§ **Passage cité**
______________________________

Depuis peu, nous avons reçu de ce gouvernement une lettre basée sur les prétextes inadmissibles et injustes dont nous vous avons déjà donné connaissance dans le consistoire secret tenu à cet effet, et que nous jugeons à propos de rappeler à votre mémoire, afin qu’en applaudissant à nos immuables résolutions, vous souteniez notre courage et notre disposition a tout souffrir avec constance pour le soutien de la sainte religion catholique, apostolique et romaine, et pour la conservation des droits du saint-siège. Il est vrai que, dans tous les temps, l’Église de France a joui de privilèges reconnus par nos prédécesseurs, et bien loin que nous ayons voulu les détruire ou les diminuer, nous lui en avons accordé de nouveaux qui ne se sont point trouvés en opposition avec notre conscience, ainsi que tout le monde catholique en est instruit. Que pouvait-on faire de plus et vouloir encore de nous ? Il fut décidé de mettre notre constance a l’épreuve, et d’anéantir notre autorité. Ô gouvernement ! Ô peuple ! En te mettant contre nous, tu te mets contre toi-même.
- Le gouvernement français demande aujourd’hui un patriarche indépendant de nous ; il le nomme, le reconnaît, nous le propose revêtu de notre autorité, et nous somme de vouloir le reconnaître. Nous avons protesté et nous protestons non-seulement que nous ne le reconnaissons pas à ces conditions, mais nous le déclarons intrus et rejeté a jamais du sein de l’Église catholique, apostolique et romaine.
- On veut que le code soit publié et mis dorénavant en activité dans nos états. Mais ce code étant contraire a notre autorité souveraine, opposé aux saints canons et aux saints conciles, nous avons manifesté notre refus.
- On entend que tous les cultes soient libres et publiquement exercés. Mais nous avons rejeté cet article, comme contraire aux canons et aux conciles, à la religion catholique, à la tranquillité de la vie et au bonheur de l’état, par les funestes conséquences qui en dériveraient.

______________________________

§ **Extrait des données**

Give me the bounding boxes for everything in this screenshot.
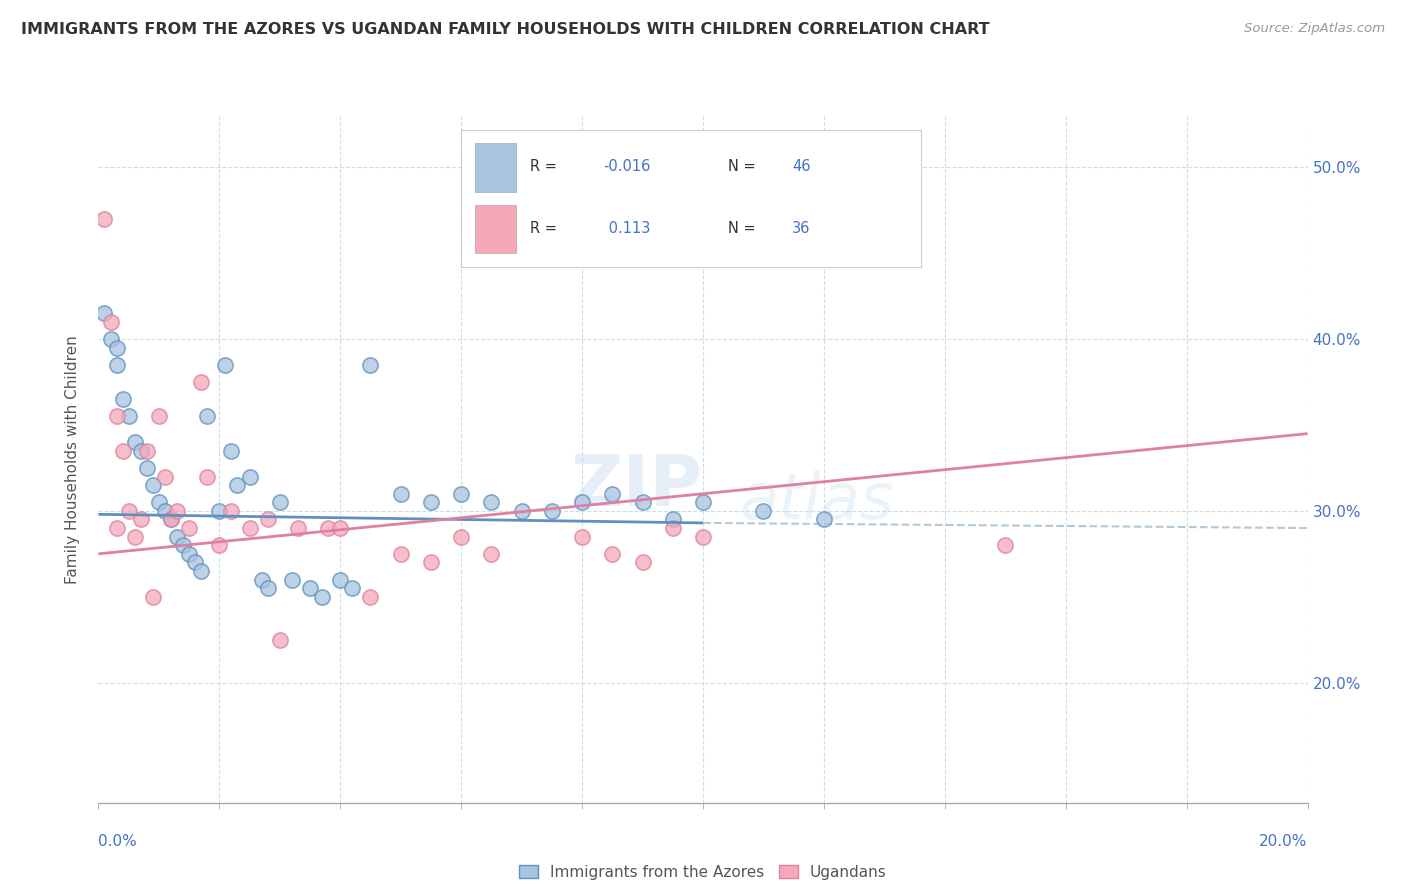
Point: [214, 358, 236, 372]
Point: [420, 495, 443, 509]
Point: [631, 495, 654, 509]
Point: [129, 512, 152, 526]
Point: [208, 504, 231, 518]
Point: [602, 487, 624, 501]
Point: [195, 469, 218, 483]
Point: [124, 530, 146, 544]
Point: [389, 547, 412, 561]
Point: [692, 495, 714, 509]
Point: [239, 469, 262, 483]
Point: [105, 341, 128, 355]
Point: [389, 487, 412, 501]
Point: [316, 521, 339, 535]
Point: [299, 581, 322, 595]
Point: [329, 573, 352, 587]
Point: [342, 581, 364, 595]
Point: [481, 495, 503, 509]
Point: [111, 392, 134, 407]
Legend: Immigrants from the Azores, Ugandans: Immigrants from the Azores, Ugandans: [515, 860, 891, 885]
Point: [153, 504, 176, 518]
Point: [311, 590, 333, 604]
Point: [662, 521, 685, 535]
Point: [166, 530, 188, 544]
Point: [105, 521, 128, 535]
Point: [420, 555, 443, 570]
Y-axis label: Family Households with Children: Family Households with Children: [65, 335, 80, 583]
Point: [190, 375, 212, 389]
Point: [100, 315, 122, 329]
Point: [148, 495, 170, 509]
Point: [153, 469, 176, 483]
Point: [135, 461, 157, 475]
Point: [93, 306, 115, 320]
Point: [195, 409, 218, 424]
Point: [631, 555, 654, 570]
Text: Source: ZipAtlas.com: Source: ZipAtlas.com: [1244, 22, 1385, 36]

______________________________

§ **Consignes et exigences**
Pourriez-vous retranscrire à l'identique le passage cité entre « - On entend » et « qui en dériveraient. », ces deux segments compris ?

§ **Réponse attendue**
- On entend que tous les cultes soient libres et publiquement exercés. Mais nous avons rejeté cet article, comme contraire aux canons et aux conciles, à la religion catholique, à la tranquillité de la vie et au bonheur de l’état, par les funestes conséquences qui en dériveraient.